- **MATERIAL SHOWN**:
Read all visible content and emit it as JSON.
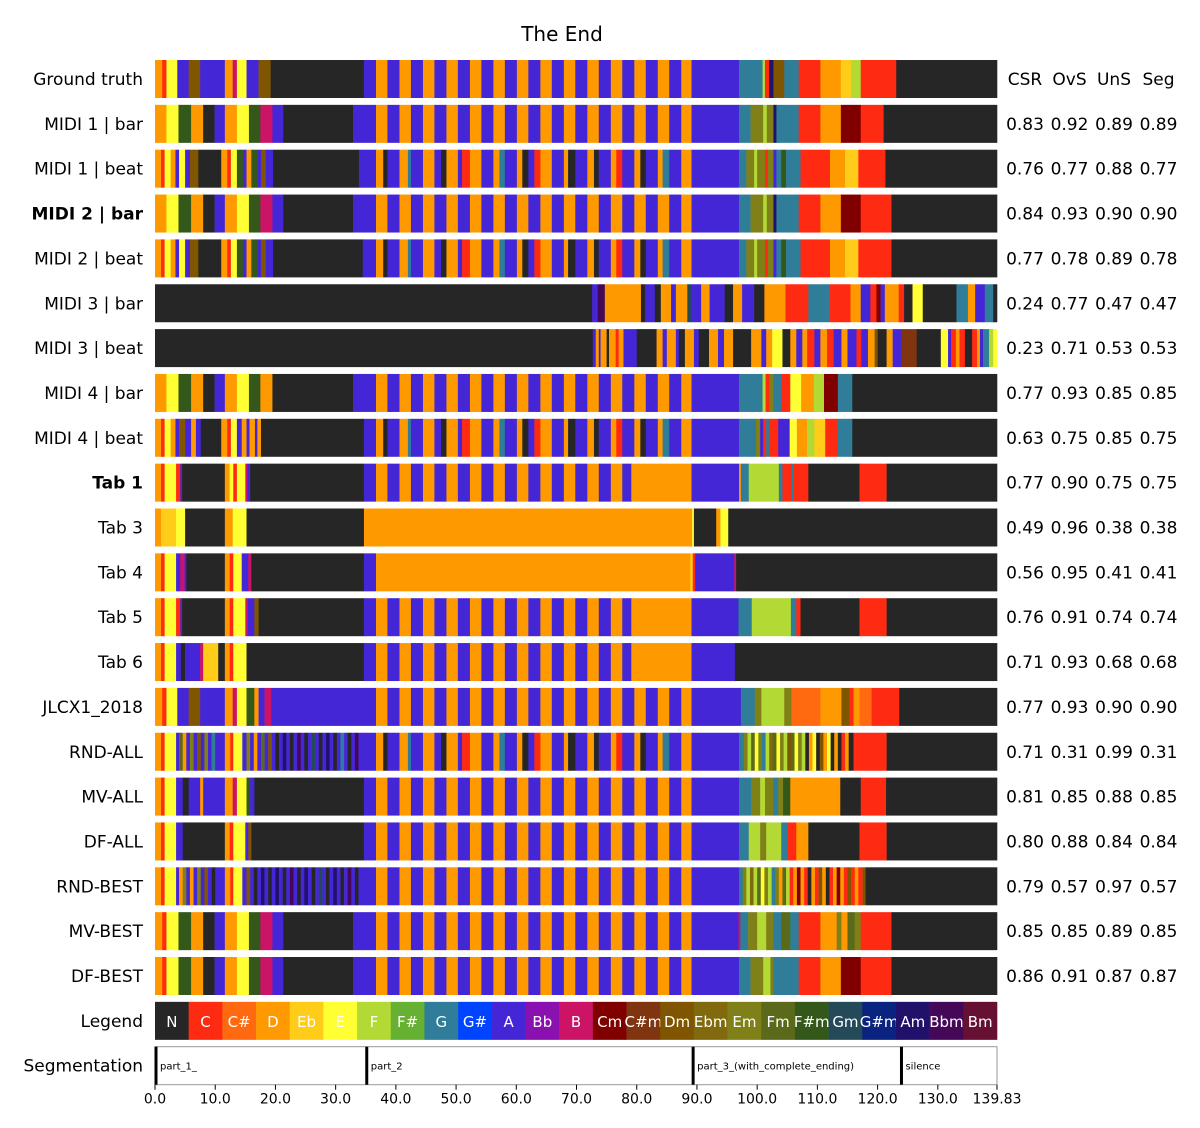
{
  "chart_data": {
    "type": "chord-timeline",
    "title": "The End",
    "xlim": [
      0,
      139.83
    ],
    "xticks": [
      "0.0",
      "10.0",
      "20.0",
      "30.0",
      "40.0",
      "50.0",
      "60.0",
      "70.0",
      "80.0",
      "90.0",
      "100.0",
      "110.0",
      "120.0",
      "130.0",
      "139.83"
    ],
    "xtick_values": [
      0,
      10,
      20,
      30,
      40,
      50,
      60,
      70,
      80,
      90,
      100,
      110,
      120,
      130,
      139.83
    ],
    "metric_headers": [
      "CSR",
      "OvS",
      "UnS",
      "Seg"
    ],
    "patterns": {
      "P2a": "34.7:A 36.7:D 38.6:A 40.6:D 42.5:A 44.5:D 46.4:A 48.4:D 50.3:A 52.3:D 54.2:A 56.2:D 58.1:A 60.1:D 62.0:A 64.0:D 65.9:A 67.9:D 69.8:A 71.8:D 73.7:A 75.7:D 77.6:A",
      "P2tail": "79.6:D 81.5:A 83.5:D 85.4:A 87.4:D",
      "P2": "P2a P2tail",
      "P2F": "34.7:A 36.7:D 37.9:N 38.6:A 40.6:D 42.0:G 42.5:A 44.5:D 46.4:A 47.5:N 48.4:D 50.3:A 51.0:C 52.3:D 54.2:A 56.2:D 57.2:G 58.1:A 60.1:D 61.0:N 62.0:A 63.0:C 64.0:D 65.9:A 67.9:D 68.6:N 69.8:A 71.8:D 72.9:N 73.7:A 75.7:D 76.6:C 77.6:A 79.6:D 80.6:N 81.5:A 83.5:D 84.3:G 85.4:A 87.4:D"
    },
    "rows": [
      {
        "label": "Ground truth",
        "bold": false,
        "metrics": [],
        "segments": "0:D 1.2:C 1.9:E 3.7:A 5.6:Dm 7.5:A 11.6:D 12.9:B 13.6:E 15.2:A 17.2:Dm 19.2:N P2 89.1:A 97:G 100.9:F 101.3:C 102:Am 102.7:Dm 104.5:G 106.9:C 110.5:D 113.9:Eb 115.6:F 117.2:C 123.1:N"
      },
      {
        "label": "MIDI 1 | bar",
        "bold": false,
        "metrics": [
          "0.83",
          "0.92",
          "0.89",
          "0.89"
        ],
        "segments": "0:D 1.9:E 3.9:F#m 6:D 8:N 9.9:A 11.6:D 13.6:E 15.6:F#m 17.5:B 19.5:A 21.3:N 32.9:A P2 89.1:A 97:G 98.9:Em 101:F 101.6:Em 102.7:Am 103.2:G 106.9:C 110.5:D 113.9:Cm 117.2:C 121:N"
      },
      {
        "label": "MIDI 1 | beat",
        "bold": false,
        "metrics": [
          "0.76",
          "0.77",
          "0.88",
          "0.77"
        ],
        "segments": "0:D 1.0:C 1.6:E 2.6:D 3.4:A 4.0:E 5.0:A 5.8:Dm 7.2:N 11.0:D 12.0:C 12.6:E 13.6:F#m 14.6:A 15.2:D 16.0:F#m 17.0:A 17.6:Dm 18.4:A 19.6:N 33.9:A P2F 89.1:A 97:G 98.2:Em 99.5:F 100:Em 101.3:C 101.8:Em 102.7:A 103.2:G 104:F#m 104.8:G 107.2:C 112.1:D 114.6:Eb 116.8:C 121.3:N"
      },
      {
        "label": "MIDI 2 | bar",
        "bold": true,
        "metrics": [
          "0.84",
          "0.93",
          "0.90",
          "0.90"
        ],
        "segments": "0:D 1.9:E 3.9:F#m 6:D 8:N 9.9:A 11.6:D 13.6:E 15.6:F#m 17.5:B 19.5:A 21.3:N 32.9:A P2 89.1:A 97:G 98.9:Em 101:F 101.6:Em 102.7:Am 103.2:G 106.9:C 110.5:D 113.9:Cm 117.2:C 122.3:N"
      },
      {
        "label": "MIDI 2 | beat",
        "bold": false,
        "metrics": [
          "0.77",
          "0.78",
          "0.89",
          "0.78"
        ],
        "segments": "0:D 1.0:C 1.6:E 2.6:D 3.4:A 4.0:E 5.0:A 5.8:Dm 7.2:N 11.0:D 12.0:C 12.6:E 13.6:F#m 14.6:A 15.2:D 16.0:F#m 17.0:A 17.6:Dm 18.4:A 19.6:N 34.5:A P2F 89.1:A 97:G 98.2:Em 99.5:F 100:Em 101.3:C 101.8:Em 102.7:A 103.2:G 104:F#m 104.8:G 107.2:C 112.1:D 114.6:Eb 116.8:C 122.3:N"
      },
      {
        "label": "MIDI 3 | bar",
        "bold": false,
        "metrics": [
          "0.24",
          "0.77",
          "0.47",
          "0.47"
        ],
        "segments": "0:N 72.6:A 73.5:Bbm 74.7:D 80.7:N 81.4:A 83.0:N 84:D 85.7:A 86.5:D 88.4:Gm 89:A 90.7:D 92.1:A 94.6:N 96:D 97.5:A 99.5:N 101.2:D 104.7:C 108.5:G 112.1:C 115.5:D 117.2:A 118.8:C 119.8:Cm 120.5:A 121.2:D 123.5:C 124.4:N 125.8:E 127.5:N 133.1:G 135:D 136.2:A 137.8:G 139.2:N"
      },
      {
        "label": "MIDI 3 | beat",
        "bold": false,
        "metrics": [
          "0.23",
          "0.71",
          "0.53",
          "0.53"
        ],
        "segments": "0:N 72.7:A 73.2:D 73.7:A 74:D 75:N 75.4:D 76.5:C 77:D 77.8:A 80:N 83.3:D 84.3:A 85:D 86.5:A 87:N 88:D 89.5:A 90.3:N 92:D 93.5:A 94.5:D 96:N 99:D 100.7:A 101.5:D 102.5:E 104.2:N 105.5:D 106.5:A 107.5:D 108.3:C 109.5:A 110.5:D 111.6:C 112.7:A 114:D 115:A 116.5:C 117.3:A 118.4:D 119.5:Dm 120:N 121.5:D 122.5:A 124:C#m 126.5:N 130.5:E 131.7:A 132.2:C 133:D 133.6:C 134.5:N 135.7:C 136.5:D 137:A 137.5:G 138.5:F 139.2:E"
      },
      {
        "label": "MIDI 4 | bar",
        "bold": false,
        "metrics": [
          "0.77",
          "0.93",
          "0.85",
          "0.85"
        ],
        "segments": "0:D 1.9:E 3.9:F#m 6:D 8:N 9.9:A 11.6:D 13.6:E 15.6:F#m 17.5:D 19.5:N 32.9:A P2 89.1:A 97:G 100.9:F 101.4:C 102:Em 102.7:G 104:C 105.5:E 107.3:D 109.4:F 111.1:Cm 113.4:G 115.8:N"
      },
      {
        "label": "MIDI 4 | beat",
        "bold": false,
        "metrics": [
          "0.63",
          "0.75",
          "0.85",
          "0.75"
        ],
        "segments": "0:D 1.0:C 1.6:E 2.6:D 3.4:A 4.0:Dm 5.0:A 6.0:D 6.8:A 7.6:N 11.0:D 12.0:C 12.6:E 13.6:A 14.4:D 15.2:A 15.7:D 16.6:A 17.0:D 17.6:N P2F 89.1:A 97:G 99.8:Em 100.5:A 101:C 101.5:G 102:C 103.5:A 105.4:E 106.6:D 108.3:F 109.5:Eb 111.3:C 113.4:G 115.8:N"
      },
      {
        "label": "Tab 1",
        "bold": true,
        "metrics": [
          "0.77",
          "0.90",
          "0.75",
          "0.75"
        ],
        "segments": "0:D 1.0:C 1.6:E 3.5:C 4.2:A 4.5:N 11.6:D 12.4:E 13.0:C 13.6:E 15.0:B 15.3:A 15.8:N P2a 79.1:D 89.1:A 97:D 97.3:G 98.6:F 103.6:G 104.2:C 105.7:G 106.1:C 108.5:N 117:C 121.5:N"
      },
      {
        "label": "Tab 3",
        "bold": false,
        "metrics": [
          "0.49",
          "0.96",
          "0.38",
          "0.38"
        ],
        "segments": "0:D 1.0:Eb 3.5:E 5.0:N 11.6:D 12.9:E 15.2:N 34.7:D 89.2:E 89.5:N 93.2:D 93.9:E 95.2:N"
      },
      {
        "label": "Tab 4",
        "bold": false,
        "metrics": [
          "0.56",
          "0.95",
          "0.41",
          "0.41"
        ],
        "segments": "0:D 1.0:C 1.6:E 3.5:A 4.2:B 4.9:A 5.2:N 11.6:D 12.4:C 13.0:E 14.4:A 15.5:B 16.0:N 34.7:A 36.7:D 88.9:Eb 89.3:C 89.7:A 96.2:B 96.5:N"
      },
      {
        "label": "Tab 5",
        "bold": false,
        "metrics": [
          "0.76",
          "0.91",
          "0.74",
          "0.74"
        ],
        "segments": "0:D 1.0:C 1.6:E 3.5:C 4.2:A 4.5:N 11.6:D 12.4:C 13.0:E 15.0:B 15.4:A 16.5:Dm 17.2:N P2a 79.1:D 89.1:A 96.9:G 99.1:F 105.6:G 106.5:C 107.2:N 117:C 121.5:N"
      },
      {
        "label": "Tab 6",
        "bold": false,
        "metrics": [
          "0.71",
          "0.93",
          "0.68",
          "0.68"
        ],
        "segments": "0:D 1.0:C 1.6:E 3.5:A 4.3:N 5.0:A 7.5:B 8.0:Eb 10.5:N 11.6:D 12.4:C 13.0:E 15.2:N P2a 79.1:D 89.1:A 96.3:N"
      },
      {
        "label": "JLCX1_2018",
        "bold": false,
        "metrics": [
          "0.77",
          "0.93",
          "0.90",
          "0.90"
        ],
        "segments": "0:D 1.2:C 1.9:E 3.7:A 5.6:Dm 7.5:A 11.6:D 12.9:B 13.6:E 15.2:F#m 16.5:D 17.2:A 18.2:B 19.3:A P2 89.1:A 97.3:G 99.6:Em 100.7:F 104.5:Em 105.7:C# 110.5:D 114:Dm 115.3:C 116:D 117:C# 119:C 123.6:N"
      },
      {
        "label": "RND-ALL",
        "bold": false,
        "metrics": [
          "0.71",
          "0.31",
          "0.99",
          "0.31"
        ],
        "segments": "0:D 1.0:C 1.6:E 3.5:A 4.0:Fm 4.6:D 5.2:A 5.8:Em 6.4:A 7.0:Dm 7.6:A 8.2:Em 8.8:A 9.4:G 10.0:A 11.6:D 12.5:C 13.0:E 14.5:A 15.2:Em 15.8:A 16.4:D 17.0:A 17.6:Fm 18.2:A 18.8:Dm 19.4:A 20.0:N 20.6:A 21.2:Am 21.8:A 22.4:N 23.0:A 23.6:Bbm 24.2:A 24.8:N 25.4:A 26.0:Gm 26.6:A 27.2:N 27.8:A 28.4:Am 29.0:A 29.6:N 30.2:A 30.8:G 31.4:A 32.0:N 32.6:A 33.2:Bbm 33.8:A P2F 89.1:A 97:G 97.8:Em 98.4:F 99:Fm 99.6:E 100.2:Em 100.8:G 101.4:F 102:Ebm 102.6:Fm 103.2:E 103.8:Em 104.4:F 105:Dm 105.6:Fm 106.2:E 106.8:Em 107.4:F 108:N 108.6:D 109.2:E 109.8:N 110.4:Dm 111:D 111.6:E 112.2:N 112.8:D 113.4:N 114:C 114.6:D 115.2:N 116:C 121.5:N"
      },
      {
        "label": "MV-ALL",
        "bold": false,
        "metrics": [
          "0.81",
          "0.85",
          "0.88",
          "0.85"
        ],
        "segments": "0:D 1.0:C 1.6:E 3.5:A 4.6:N 5.6:A 7.5:D 8.0:A 11.6:D 12.9:B 13.6:E 15.2:F#m 15.8:A 16.5:N P2 89.1:A 97:G 99:Em 100.5:F 101.3:Em 102.7:G 103.5:Em 104.3:F#m 105.5:D 113.8:N 117.2:C 121.4:N"
      },
      {
        "label": "DF-ALL",
        "bold": false,
        "metrics": [
          "0.80",
          "0.88",
          "0.84",
          "0.84"
        ],
        "segments": "0:D 1.0:C 1.6:E 3.5:A 4.6:N 11.6:D 12.4:C 13.0:E 15.0:A 15.5:Dm 16.0:N P2 89.1:A 97:G 98.6:F 100.5:Em 101.5:F 104:G 105:C 106.5:D 108.5:N 117:C 121.5:N"
      },
      {
        "label": "RND-BEST",
        "bold": false,
        "metrics": [
          "0.79",
          "0.57",
          "0.97",
          "0.57"
        ],
        "segments": "0:D 1.0:C 1.6:E 3.5:A 4.0:D 4.6:Em 5.2:A 5.8:D 6.4:A 7.0:Em 7.6:A 8.2:Dm 8.8:A 9.4:N 10.0:A 11.6:D 12.5:C 13.0:E 14.5:A 15.2:Dm 15.8:A 16.4:N 17.0:A 17.6:Am 18.2:A 18.8:N 19.4:A 20.0:Am 20.6:A 21.2:N 21.8:A 22.4:Bbm 23.0:A 23.6:N 24.2:A 24.8:Am 25.4:A 26.0:N 26.6:A 27.2:Gm 27.8:A 28.4:N 29.0:A 29.6:Am 30.2:A 30.8:N 31.4:A 32.0:Bbm 32.6:A 33.2:N 33.8:A P2 89.1:A 97:G 97.6:Em 98.2:F 98.8:Ebm 99.4:F 100:Fm 100.6:E 101.2:Em 101.8:F 102.4:G 103:Em 103.6:D 104.2:Fm 104.8:F 105.4:C 106:D 106.6:Cm 107.2:D 107.8:C 108.4:N 109:D 109.6:C 110.2:Dm 110.8:D 111.4:N 112:C 112.6:D 113.2:Cm 113.8:D 114.4:C 115:Dm 115.6:C 116.2:D 116.8:C 117.5:Dm 118:N"
      },
      {
        "label": "MV-BEST",
        "bold": false,
        "metrics": [
          "0.85",
          "0.85",
          "0.89",
          "0.85"
        ],
        "segments": "0:D 1.2:C 1.9:E 3.9:F#m 6:D 8:N 9.9:A 11.6:D 13.6:E 15.6:F#m 17.5:B 19.5:A 21.3:N 32.9:A P2 89.1:A 96.9:B 97.2:G 98.5:Em 100:F 101.5:Em 102.7:G 104:Fm 105.5:G 106.9:C 110.5:D 113.2:Em 114:D 115:Fm 116.2:Em 117.2:C 122.3:N"
      },
      {
        "label": "DF-BEST",
        "bold": false,
        "metrics": [
          "0.86",
          "0.91",
          "0.87",
          "0.87"
        ],
        "segments": "0:D 1.2:C 1.9:E 3.9:F#m 6:D 8:N 9.9:A 11.6:D 13.6:E 15.6:F#m 17.5:B 19.5:A 21.3:N 32.9:A P2 89.1:A 97:G 98.9:Em 101:F 102.2:Em 102.7:G 106.9:C 110.5:D 113.9:Cm 117.2:C 122.3:N"
      }
    ],
    "legend_label": "Legend",
    "legend": [
      {
        "name": "N",
        "color": "#262626"
      },
      {
        "name": "C",
        "color": "#ff2a12"
      },
      {
        "name": "C#",
        "color": "#ff6a10"
      },
      {
        "name": "D",
        "color": "#ff9900"
      },
      {
        "name": "Eb",
        "color": "#ffcc19"
      },
      {
        "name": "E",
        "color": "#ffff33"
      },
      {
        "name": "F",
        "color": "#b3d935"
      },
      {
        "name": "F#",
        "color": "#66b032"
      },
      {
        "name": "G",
        "color": "#2f7d99"
      },
      {
        "name": "G#",
        "color": "#0044ff"
      },
      {
        "name": "A",
        "color": "#4526d6"
      },
      {
        "name": "Bb",
        "color": "#8a10b0"
      },
      {
        "name": "B",
        "color": "#cc1466"
      },
      {
        "name": "Cm",
        "color": "#800000"
      },
      {
        "name": "C#m",
        "color": "#803510"
      },
      {
        "name": "Dm",
        "color": "#805500"
      },
      {
        "name": "Ebm",
        "color": "#806a0d"
      },
      {
        "name": "Em",
        "color": "#808019"
      },
      {
        "name": "Fm",
        "color": "#5a6a1a"
      },
      {
        "name": "F#m",
        "color": "#33581a"
      },
      {
        "name": "Gm",
        "color": "#244a5a"
      },
      {
        "name": "G#m",
        "color": "#0a2280"
      },
      {
        "name": "Am",
        "color": "#22116b"
      },
      {
        "name": "Bbm",
        "color": "#450858"
      },
      {
        "name": "Bm",
        "color": "#661033"
      }
    ],
    "segmentation_label": "Segmentation",
    "segmentation": [
      {
        "label": "part_1_",
        "start": 0,
        "end": 35.0
      },
      {
        "label": "part_2",
        "start": 35.0,
        "end": 89.2
      },
      {
        "label": "part_3_(with_complete_ending)",
        "start": 89.2,
        "end": 123.8
      },
      {
        "label": "silence",
        "start": 123.8,
        "end": 139.83
      }
    ]
  }
}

- **WORK TO DO**:
Go over the data above and copy every line that has the word "beat" in it.

- **COMPLETED EXERCISE**:
        "label": "MIDI 1 | beat",
        "label": "MIDI 2 | beat",
        "label": "MIDI 3 | beat",
        "label": "MIDI 4 | beat",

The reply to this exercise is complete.